Drop the pictures, then extract the listing word for word.
─── PROVIDED DATA ───
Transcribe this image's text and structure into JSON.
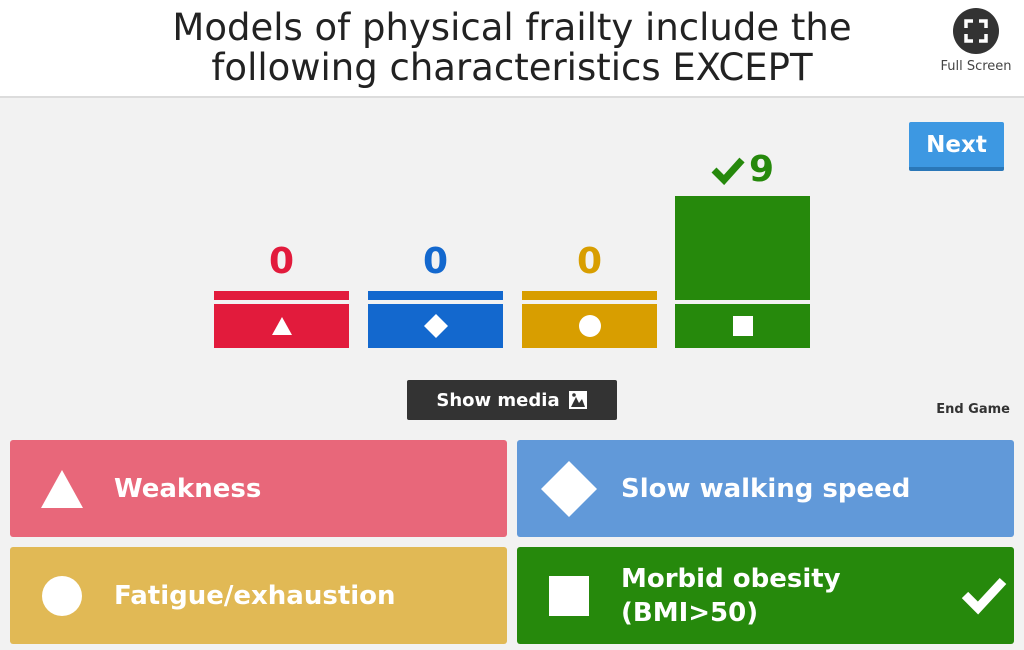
{
  "question": "Models of physical frailty include the following characteristics EXCEPT",
  "fullscreen_label": "Full Screen",
  "next_label": "Next",
  "show_media_label": "Show media",
  "end_game_label": "End Game",
  "results": [
    {
      "count": "0",
      "color": "#e21b3c",
      "shape": "triangle-icon"
    },
    {
      "count": "0",
      "color": "#1368ce",
      "shape": "diamond-icon"
    },
    {
      "count": "0",
      "color": "#d89e00",
      "shape": "circle-icon"
    },
    {
      "count": "9",
      "color": "#26890c",
      "shape": "square-icon",
      "correct": true
    }
  ],
  "answers": [
    {
      "label": "Weakness",
      "color": "#e8677a",
      "shape": "triangle-icon"
    },
    {
      "label": "Slow walking speed",
      "color": "#6199d9",
      "shape": "diamond-icon"
    },
    {
      "label": "Fatigue/exhaustion",
      "color": "#e1b955",
      "shape": "circle-icon"
    },
    {
      "label": "Morbid obesity (BMI>50)",
      "color": "#26890c",
      "shape": "square-icon",
      "correct": true
    }
  ]
}
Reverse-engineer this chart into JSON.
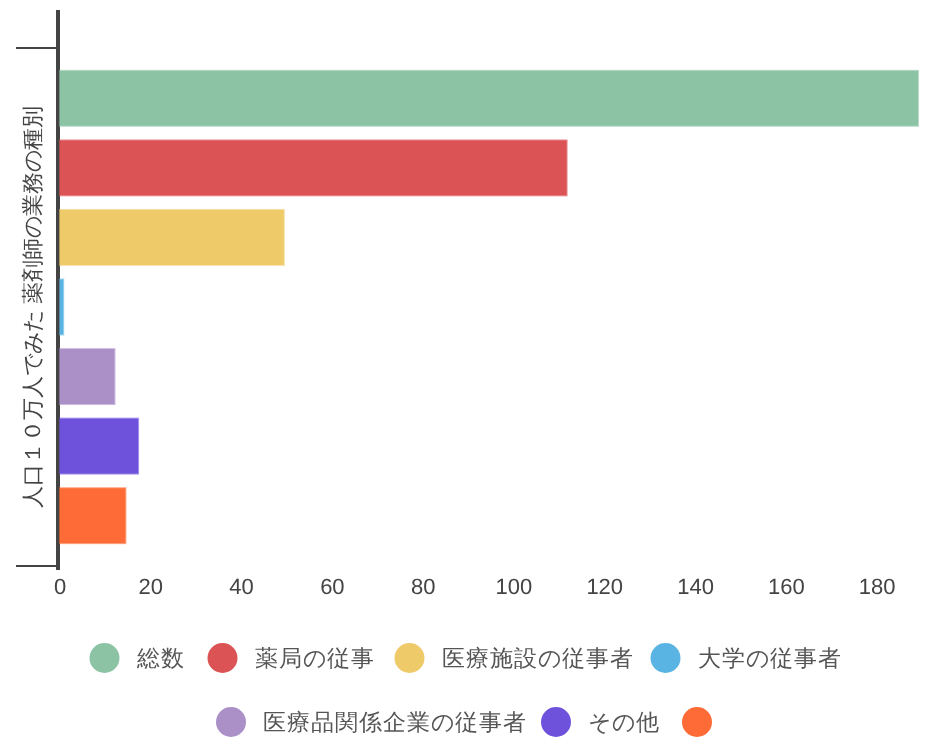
{
  "chart_data": {
    "type": "bar",
    "orientation": "horizontal",
    "ylabel": "人口１０万人でみた 薬剤師の業務の種別",
    "categories": [
      null
    ],
    "series": [
      {
        "name": "総数",
        "color": "#8cc3a5",
        "values": [
          189
        ]
      },
      {
        "name": "薬局の従事",
        "color": "#dc5356",
        "values": [
          111.6
        ]
      },
      {
        "name": "医療施設の従事者",
        "color": "#efca69",
        "values": [
          49.3
        ]
      },
      {
        "name": "大学の従事者",
        "color": "#5ab4e3",
        "values": [
          0.7
        ]
      },
      {
        "name": "医療品関係企業の従事者",
        "color": "#ab90c8",
        "values": [
          12
        ]
      },
      {
        "name": "その他",
        "color": "#6e52dc",
        "values": [
          17.2
        ]
      },
      {
        "color": "#ff6b36",
        "values": [
          14.4
        ]
      }
    ],
    "xlim": [
      0,
      189
    ],
    "xticks": [
      0,
      20,
      40,
      60,
      80,
      100,
      120,
      140,
      160,
      180
    ],
    "grid": false,
    "legend": "bottom"
  }
}
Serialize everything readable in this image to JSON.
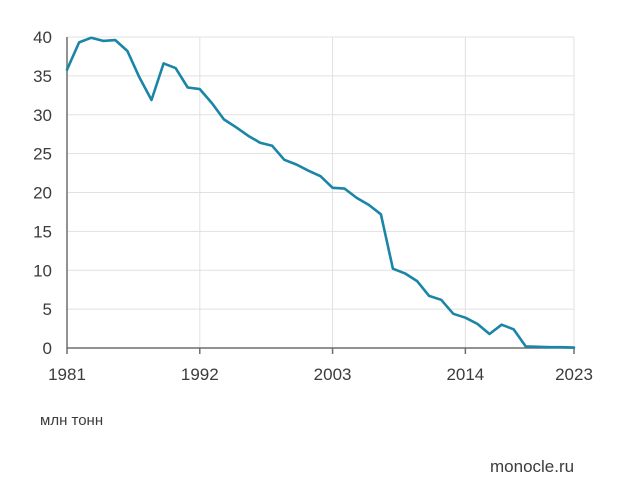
{
  "chart_data": {
    "type": "line",
    "unit_label": "млн тонн",
    "source": "monocle.ru",
    "x": [
      1981,
      1982,
      1983,
      1984,
      1985,
      1986,
      1987,
      1988,
      1989,
      1990,
      1991,
      1992,
      1993,
      1994,
      1995,
      1996,
      1997,
      1998,
      1999,
      2000,
      2001,
      2002,
      2003,
      2004,
      2005,
      2006,
      2007,
      2008,
      2009,
      2010,
      2011,
      2012,
      2013,
      2014,
      2015,
      2016,
      2017,
      2018,
      2019,
      2020,
      2021,
      2022,
      2023
    ],
    "values": [
      35.8,
      39.3,
      39.9,
      39.5,
      39.6,
      38.2,
      34.8,
      31.9,
      36.6,
      36.0,
      33.5,
      33.3,
      31.5,
      29.4,
      28.4,
      27.3,
      26.4,
      26.0,
      24.2,
      23.6,
      22.8,
      22.1,
      20.6,
      20.5,
      19.3,
      18.4,
      17.2,
      10.2,
      9.6,
      8.6,
      6.7,
      6.2,
      4.4,
      3.9,
      3.1,
      1.8,
      3.0,
      2.4,
      0.2,
      0.15,
      0.1,
      0.1,
      0.05
    ],
    "x_ticks": [
      1981,
      1992,
      2003,
      2014,
      2023
    ],
    "y_ticks": [
      0,
      5,
      10,
      15,
      20,
      25,
      30,
      35,
      40
    ],
    "xlim": [
      1981,
      2023
    ],
    "ylim": [
      0,
      40
    ],
    "grid": true,
    "line_color": "#1a85a6",
    "grid_color": "#e1e1e1",
    "axis_color": "#6e6e6e"
  }
}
───
▸ **ANSWER FOR THIS EXERCISE**:
Transcribe this image's text and structure into JSON.
{
  "question": "Models of physical frailty include the following characteristics EXCEPT",
  "fullscreen_label": "Full Screen",
  "next_label": "Next",
  "show_media_label": "Show media",
  "end_game_label": "End Game",
  "results": [
    {
      "count": "0",
      "color": "#e21b3c",
      "shape": "triangle-icon"
    },
    {
      "count": "0",
      "color": "#1368ce",
      "shape": "diamond-icon"
    },
    {
      "count": "0",
      "color": "#d89e00",
      "shape": "circle-icon"
    },
    {
      "count": "9",
      "color": "#26890c",
      "shape": "square-icon",
      "correct": true
    }
  ],
  "answers": [
    {
      "label": "Weakness",
      "color": "#e8677a",
      "shape": "triangle-icon"
    },
    {
      "label": "Slow walking speed",
      "color": "#6199d9",
      "shape": "diamond-icon"
    },
    {
      "label": "Fatigue/exhaustion",
      "color": "#e1b955",
      "shape": "circle-icon"
    },
    {
      "label": "Morbid obesity (BMI>50)",
      "color": "#26890c",
      "shape": "square-icon",
      "correct": true
    }
  ]
}
Reverse-engineer this chart into JSON.
{
  "chart_data": {
    "type": "bar",
    "orientation": "horizontal",
    "ylabel": "人口１０万人でみた 薬剤師の業務の種別",
    "categories": [
      null
    ],
    "series": [
      {
        "name": "総数",
        "color": "#8cc3a5",
        "values": [
          189
        ]
      },
      {
        "name": "薬局の従事",
        "color": "#dc5356",
        "values": [
          111.6
        ]
      },
      {
        "name": "医療施設の従事者",
        "color": "#efca69",
        "values": [
          49.3
        ]
      },
      {
        "name": "大学の従事者",
        "color": "#5ab4e3",
        "values": [
          0.7
        ]
      },
      {
        "name": "医療品関係企業の従事者",
        "color": "#ab90c8",
        "values": [
          12
        ]
      },
      {
        "name": "その他",
        "color": "#6e52dc",
        "values": [
          17.2
        ]
      },
      {
        "color": "#ff6b36",
        "values": [
          14.4
        ]
      }
    ],
    "xlim": [
      0,
      189
    ],
    "xticks": [
      0,
      20,
      40,
      60,
      80,
      100,
      120,
      140,
      160,
      180
    ],
    "grid": false,
    "legend": "bottom"
  }
}
Serialize everything readable in this image to JSON.
{
  "chart_data": {
    "type": "line",
    "unit_label": "млн тонн",
    "source": "monocle.ru",
    "x": [
      1981,
      1982,
      1983,
      1984,
      1985,
      1986,
      1987,
      1988,
      1989,
      1990,
      1991,
      1992,
      1993,
      1994,
      1995,
      1996,
      1997,
      1998,
      1999,
      2000,
      2001,
      2002,
      2003,
      2004,
      2005,
      2006,
      2007,
      2008,
      2009,
      2010,
      2011,
      2012,
      2013,
      2014,
      2015,
      2016,
      2017,
      2018,
      2019,
      2020,
      2021,
      2022,
      2023
    ],
    "values": [
      35.8,
      39.3,
      39.9,
      39.5,
      39.6,
      38.2,
      34.8,
      31.9,
      36.6,
      36.0,
      33.5,
      33.3,
      31.5,
      29.4,
      28.4,
      27.3,
      26.4,
      26.0,
      24.2,
      23.6,
      22.8,
      22.1,
      20.6,
      20.5,
      19.3,
      18.4,
      17.2,
      10.2,
      9.6,
      8.6,
      6.7,
      6.2,
      4.4,
      3.9,
      3.1,
      1.8,
      3.0,
      2.4,
      0.2,
      0.15,
      0.1,
      0.1,
      0.05
    ],
    "x_ticks": [
      1981,
      1992,
      2003,
      2014,
      2023
    ],
    "y_ticks": [
      0,
      5,
      10,
      15,
      20,
      25,
      30,
      35,
      40
    ],
    "xlim": [
      1981,
      2023
    ],
    "ylim": [
      0,
      40
    ],
    "grid": true,
    "line_color": "#1a85a6",
    "grid_color": "#e1e1e1",
    "axis_color": "#6e6e6e"
  }
}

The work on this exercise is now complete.